Aim of the task
Each line of the material below should be reproduced exactly.

***

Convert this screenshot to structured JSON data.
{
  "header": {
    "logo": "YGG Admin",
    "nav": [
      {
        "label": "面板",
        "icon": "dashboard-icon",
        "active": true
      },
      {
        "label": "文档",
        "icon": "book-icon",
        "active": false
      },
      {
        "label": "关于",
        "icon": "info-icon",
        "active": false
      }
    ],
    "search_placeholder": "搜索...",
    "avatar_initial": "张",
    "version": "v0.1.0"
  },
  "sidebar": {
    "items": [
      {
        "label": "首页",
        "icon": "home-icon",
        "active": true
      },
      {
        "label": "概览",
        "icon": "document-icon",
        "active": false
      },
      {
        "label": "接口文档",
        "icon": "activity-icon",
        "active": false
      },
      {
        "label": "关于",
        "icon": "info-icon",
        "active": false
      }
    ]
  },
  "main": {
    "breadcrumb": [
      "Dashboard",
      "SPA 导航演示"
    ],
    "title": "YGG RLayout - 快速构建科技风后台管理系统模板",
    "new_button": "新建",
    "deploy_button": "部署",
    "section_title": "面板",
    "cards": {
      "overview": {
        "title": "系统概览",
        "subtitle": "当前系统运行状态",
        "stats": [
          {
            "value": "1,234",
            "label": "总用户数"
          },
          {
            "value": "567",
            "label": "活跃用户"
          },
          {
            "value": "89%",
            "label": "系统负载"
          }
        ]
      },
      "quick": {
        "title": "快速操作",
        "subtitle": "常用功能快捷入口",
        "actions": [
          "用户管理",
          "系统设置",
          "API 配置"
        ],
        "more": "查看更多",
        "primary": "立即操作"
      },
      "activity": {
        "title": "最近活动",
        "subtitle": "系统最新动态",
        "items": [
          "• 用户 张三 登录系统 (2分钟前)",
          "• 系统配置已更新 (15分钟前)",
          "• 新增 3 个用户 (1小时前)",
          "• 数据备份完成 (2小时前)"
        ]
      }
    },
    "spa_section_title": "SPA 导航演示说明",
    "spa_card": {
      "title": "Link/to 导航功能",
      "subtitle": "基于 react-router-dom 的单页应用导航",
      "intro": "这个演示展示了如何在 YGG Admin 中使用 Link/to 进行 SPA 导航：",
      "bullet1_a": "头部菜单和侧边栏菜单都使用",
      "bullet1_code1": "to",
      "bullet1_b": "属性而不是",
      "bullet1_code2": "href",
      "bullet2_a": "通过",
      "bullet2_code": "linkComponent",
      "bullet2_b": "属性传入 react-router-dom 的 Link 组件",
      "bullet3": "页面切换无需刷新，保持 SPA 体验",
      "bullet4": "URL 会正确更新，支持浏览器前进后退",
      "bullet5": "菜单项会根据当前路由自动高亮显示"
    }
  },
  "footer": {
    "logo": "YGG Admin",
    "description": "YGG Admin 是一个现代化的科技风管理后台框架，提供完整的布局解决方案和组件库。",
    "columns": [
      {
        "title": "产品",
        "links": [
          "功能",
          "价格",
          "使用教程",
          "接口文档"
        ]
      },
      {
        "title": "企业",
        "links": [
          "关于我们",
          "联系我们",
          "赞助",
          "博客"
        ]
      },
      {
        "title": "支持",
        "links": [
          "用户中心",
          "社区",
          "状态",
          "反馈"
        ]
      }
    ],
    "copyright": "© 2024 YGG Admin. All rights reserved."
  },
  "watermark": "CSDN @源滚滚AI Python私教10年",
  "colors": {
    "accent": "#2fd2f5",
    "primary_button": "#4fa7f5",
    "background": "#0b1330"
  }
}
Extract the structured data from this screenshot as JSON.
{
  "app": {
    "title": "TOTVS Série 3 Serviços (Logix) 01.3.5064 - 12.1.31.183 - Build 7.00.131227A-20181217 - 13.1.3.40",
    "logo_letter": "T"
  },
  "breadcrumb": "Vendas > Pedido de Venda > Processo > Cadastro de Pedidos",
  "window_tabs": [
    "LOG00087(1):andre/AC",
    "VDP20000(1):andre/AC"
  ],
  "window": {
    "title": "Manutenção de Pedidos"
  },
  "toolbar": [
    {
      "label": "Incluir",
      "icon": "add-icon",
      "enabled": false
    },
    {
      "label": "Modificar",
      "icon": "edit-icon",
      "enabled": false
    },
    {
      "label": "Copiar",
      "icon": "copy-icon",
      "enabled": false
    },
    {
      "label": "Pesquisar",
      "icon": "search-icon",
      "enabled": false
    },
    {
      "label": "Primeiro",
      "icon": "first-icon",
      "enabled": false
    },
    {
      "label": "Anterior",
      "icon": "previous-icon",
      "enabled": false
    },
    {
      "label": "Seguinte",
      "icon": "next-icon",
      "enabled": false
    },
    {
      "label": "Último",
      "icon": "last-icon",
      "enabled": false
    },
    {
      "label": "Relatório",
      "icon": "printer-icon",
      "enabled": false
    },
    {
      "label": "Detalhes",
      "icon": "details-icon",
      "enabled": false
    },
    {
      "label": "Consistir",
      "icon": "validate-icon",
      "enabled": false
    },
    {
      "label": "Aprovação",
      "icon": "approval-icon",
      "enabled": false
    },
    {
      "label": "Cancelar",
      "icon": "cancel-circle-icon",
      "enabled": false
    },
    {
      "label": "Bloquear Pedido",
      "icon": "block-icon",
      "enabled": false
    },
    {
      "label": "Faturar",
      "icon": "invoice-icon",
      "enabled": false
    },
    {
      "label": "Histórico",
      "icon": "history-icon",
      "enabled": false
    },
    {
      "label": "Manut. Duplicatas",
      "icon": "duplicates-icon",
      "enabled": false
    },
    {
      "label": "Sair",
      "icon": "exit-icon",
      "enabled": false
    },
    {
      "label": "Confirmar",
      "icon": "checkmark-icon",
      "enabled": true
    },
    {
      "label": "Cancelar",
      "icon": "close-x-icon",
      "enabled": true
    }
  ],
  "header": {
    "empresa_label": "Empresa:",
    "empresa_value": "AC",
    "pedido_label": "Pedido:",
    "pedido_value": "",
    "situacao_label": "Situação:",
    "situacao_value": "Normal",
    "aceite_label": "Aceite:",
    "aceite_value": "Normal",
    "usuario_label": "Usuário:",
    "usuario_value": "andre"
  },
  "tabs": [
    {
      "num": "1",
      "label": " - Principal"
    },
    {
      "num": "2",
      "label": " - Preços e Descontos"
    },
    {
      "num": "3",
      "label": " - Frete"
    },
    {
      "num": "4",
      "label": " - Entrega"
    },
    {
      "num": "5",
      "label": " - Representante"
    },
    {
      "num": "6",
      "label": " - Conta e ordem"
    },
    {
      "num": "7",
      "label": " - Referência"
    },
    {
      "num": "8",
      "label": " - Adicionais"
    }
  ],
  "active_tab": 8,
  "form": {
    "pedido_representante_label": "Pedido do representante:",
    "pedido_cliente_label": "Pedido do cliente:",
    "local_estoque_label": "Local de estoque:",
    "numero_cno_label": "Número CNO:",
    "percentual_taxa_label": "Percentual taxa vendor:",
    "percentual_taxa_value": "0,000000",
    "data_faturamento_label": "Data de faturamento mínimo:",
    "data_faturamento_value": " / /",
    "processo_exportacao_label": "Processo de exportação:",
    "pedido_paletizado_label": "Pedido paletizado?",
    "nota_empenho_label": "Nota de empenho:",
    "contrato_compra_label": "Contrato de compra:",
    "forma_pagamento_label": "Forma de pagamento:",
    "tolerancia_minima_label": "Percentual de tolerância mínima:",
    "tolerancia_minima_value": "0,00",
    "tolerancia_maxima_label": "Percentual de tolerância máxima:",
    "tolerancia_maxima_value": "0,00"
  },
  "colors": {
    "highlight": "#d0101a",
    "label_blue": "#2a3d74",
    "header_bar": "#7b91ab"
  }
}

***

Correct result
Convert this screenshot to structured JSON data.
{
  "header": {
    "logo": "YGG Admin",
    "nav": [
      {
        "label": "面板",
        "icon": "dashboard-icon",
        "active": true
      },
      {
        "label": "文档",
        "icon": "book-icon",
        "active": false
      },
      {
        "label": "关于",
        "icon": "info-icon",
        "active": false
      }
    ],
    "search_placeholder": "搜索...",
    "avatar_initial": "张",
    "version": "v0.1.0"
  },
  "sidebar": {
    "items": [
      {
        "label": "首页",
        "icon": "home-icon",
        "active": true
      },
      {
        "label": "概览",
        "icon": "document-icon",
        "active": false
      },
      {
        "label": "接口文档",
        "icon": "activity-icon",
        "active": false
      },
      {
        "label": "关于",
        "icon": "info-icon",
        "active": false
      }
    ]
  },
  "main": {
    "breadcrumb": [
      "Dashboard",
      "SPA 导航演示"
    ],
    "title": "YGG RLayout - 快速构建科技风后台管理系统模板",
    "new_button": "新建",
    "deploy_button": "部署",
    "section_title": "面板",
    "cards": {
      "overview": {
        "title": "系统概览",
        "subtitle": "当前系统运行状态",
        "stats": [
          {
            "value": "1,234",
            "label": "总用户数"
          },
          {
            "value": "567",
            "label": "活跃用户"
          },
          {
            "value": "89%",
            "label": "系统负载"
          }
        ]
      },
      "quick": {
        "title": "快速操作",
        "subtitle": "常用功能快捷入口",
        "actions": [
          "用户管理",
          "系统设置",
          "API 配置"
        ],
        "more": "查看更多",
        "primary": "立即操作"
      },
      "activity": {
        "title": "最近活动",
        "subtitle": "系统最新动态",
        "items": [
          "• 用户 张三 登录系统 (2分钟前)",
          "• 系统配置已更新 (15分钟前)",
          "• 新增 3 个用户 (1小时前)",
          "• 数据备份完成 (2小时前)"
        ]
      }
    },
    "spa_section_title": "SPA 导航演示说明",
    "spa_card": {
      "title": "Link/to 导航功能",
      "subtitle": "基于 react-router-dom 的单页应用导航",
      "intro": "这个演示展示了如何在 YGG Admin 中使用 Link/to 进行 SPA 导航：",
      "bullet1_a": "头部菜单和侧边栏菜单都使用",
      "bullet1_code1": "to",
      "bullet1_b": "属性而不是",
      "bullet1_code2": "href",
      "bullet2_a": "通过",
      "bullet2_code": "linkComponent",
      "bullet2_b": "属性传入 react-router-dom 的 Link 组件",
      "bullet3": "页面切换无需刷新，保持 SPA 体验",
      "bullet4": "URL 会正确更新，支持浏览器前进后退",
      "bullet5": "菜单项会根据当前路由自动高亮显示"
    }
  },
  "footer": {
    "logo": "YGG Admin",
    "description": "YGG Admin 是一个现代化的科技风管理后台框架，提供完整的布局解决方案和组件库。",
    "columns": [
      {
        "title": "产品",
        "links": [
          "功能",
          "价格",
          "使用教程",
          "接口文档"
        ]
      },
      {
        "title": "企业",
        "links": [
          "关于我们",
          "联系我们",
          "赞助",
          "博客"
        ]
      },
      {
        "title": "支持",
        "links": [
          "用户中心",
          "社区",
          "状态",
          "反馈"
        ]
      }
    ],
    "copyright": "© 2024 YGG Admin. All rights reserved."
  },
  "watermark": "CSDN @源滚滚AI Python私教10年",
  "colors": {
    "accent": "#2fd2f5",
    "primary_button": "#4fa7f5",
    "background": "#0b1330"
  }
}
Extract the structured data from this screenshot as JSON.
{
  "app": {
    "title": "TOTVS Série 3 Serviços (Logix) 01.3.5064 - 12.1.31.183 - Build 7.00.131227A-20181217 - 13.1.3.40",
    "logo_letter": "T"
  },
  "breadcrumb": "Vendas > Pedido de Venda > Processo > Cadastro de Pedidos",
  "window_tabs": [
    "LOG00087(1):andre/AC",
    "VDP20000(1):andre/AC"
  ],
  "window": {
    "title": "Manutenção de Pedidos"
  },
  "toolbar": [
    {
      "label": "Incluir",
      "icon": "add-icon",
      "enabled": false
    },
    {
      "label": "Modificar",
      "icon": "edit-icon",
      "enabled": false
    },
    {
      "label": "Copiar",
      "icon": "copy-icon",
      "enabled": false
    },
    {
      "label": "Pesquisar",
      "icon": "search-icon",
      "enabled": false
    },
    {
      "label": "Primeiro",
      "icon": "first-icon",
      "enabled": false
    },
    {
      "label": "Anterior",
      "icon": "previous-icon",
      "enabled": false
    },
    {
      "label": "Seguinte",
      "icon": "next-icon",
      "enabled": false
    },
    {
      "label": "Último",
      "icon": "last-icon",
      "enabled": false
    },
    {
      "label": "Relatório",
      "icon": "printer-icon",
      "enabled": false
    },
    {
      "label": "Detalhes",
      "icon": "details-icon",
      "enabled": false
    },
    {
      "label": "Consistir",
      "icon": "validate-icon",
      "enabled": false
    },
    {
      "label": "Aprovação",
      "icon": "approval-icon",
      "enabled": false
    },
    {
      "label": "Cancelar",
      "icon": "cancel-circle-icon",
      "enabled": false
    },
    {
      "label": "Bloquear Pedido",
      "icon": "block-icon",
      "enabled": false
    },
    {
      "label": "Faturar",
      "icon": "invoice-icon",
      "enabled": false
    },
    {
      "label": "Histórico",
      "icon": "history-icon",
      "enabled": false
    },
    {
      "label": "Manut. Duplicatas",
      "icon": "duplicates-icon",
      "enabled": false
    },
    {
      "label": "Sair",
      "icon": "exit-icon",
      "enabled": false
    },
    {
      "label": "Confirmar",
      "icon": "checkmark-icon",
      "enabled": true
    },
    {
      "label": "Cancelar",
      "icon": "close-x-icon",
      "enabled": true
    }
  ],
  "header": {
    "empresa_label": "Empresa:",
    "empresa_value": "AC",
    "pedido_label": "Pedido:",
    "pedido_value": "",
    "situacao_label": "Situação:",
    "situacao_value": "Normal",
    "aceite_label": "Aceite:",
    "aceite_value": "Normal",
    "usuario_label": "Usuário:",
    "usuario_value": "andre"
  },
  "tabs": [
    {
      "num": "1",
      "label": " - Principal"
    },
    {
      "num": "2",
      "label": " - Preços e Descontos"
    },
    {
      "num": "3",
      "label": " - Frete"
    },
    {
      "num": "4",
      "label": " - Entrega"
    },
    {
      "num": "5",
      "label": " - Representante"
    },
    {
      "num": "6",
      "label": " - Conta e ordem"
    },
    {
      "num": "7",
      "label": " - Referência"
    },
    {
      "num": "8",
      "label": " - Adicionais"
    }
  ],
  "active_tab": 8,
  "form": {
    "pedido_representante_label": "Pedido do representante:",
    "pedido_cliente_label": "Pedido do cliente:",
    "local_estoque_label": "Local de estoque:",
    "numero_cno_label": "Número CNO:",
    "percentual_taxa_label": "Percentual taxa vendor:",
    "percentual_taxa_value": "0,000000",
    "data_faturamento_label": "Data de faturamento mínimo:",
    "data_faturamento_value": " / /",
    "processo_exportacao_label": "Processo de exportação:",
    "pedido_paletizado_label": "Pedido paletizado?",
    "nota_empenho_label": "Nota de empenho:",
    "contrato_compra_label": "Contrato de compra:",
    "forma_pagamento_label": "Forma de pagamento:",
    "tolerancia_minima_label": "Percentual de tolerância mínima:",
    "tolerancia_minima_value": "0,00",
    "tolerancia_maxima_label": "Percentual de tolerância máxima:",
    "tolerancia_maxima_value": "0,00"
  },
  "colors": {
    "highlight": "#d0101a",
    "label_blue": "#2a3d74",
    "header_bar": "#7b91ab"
  }
}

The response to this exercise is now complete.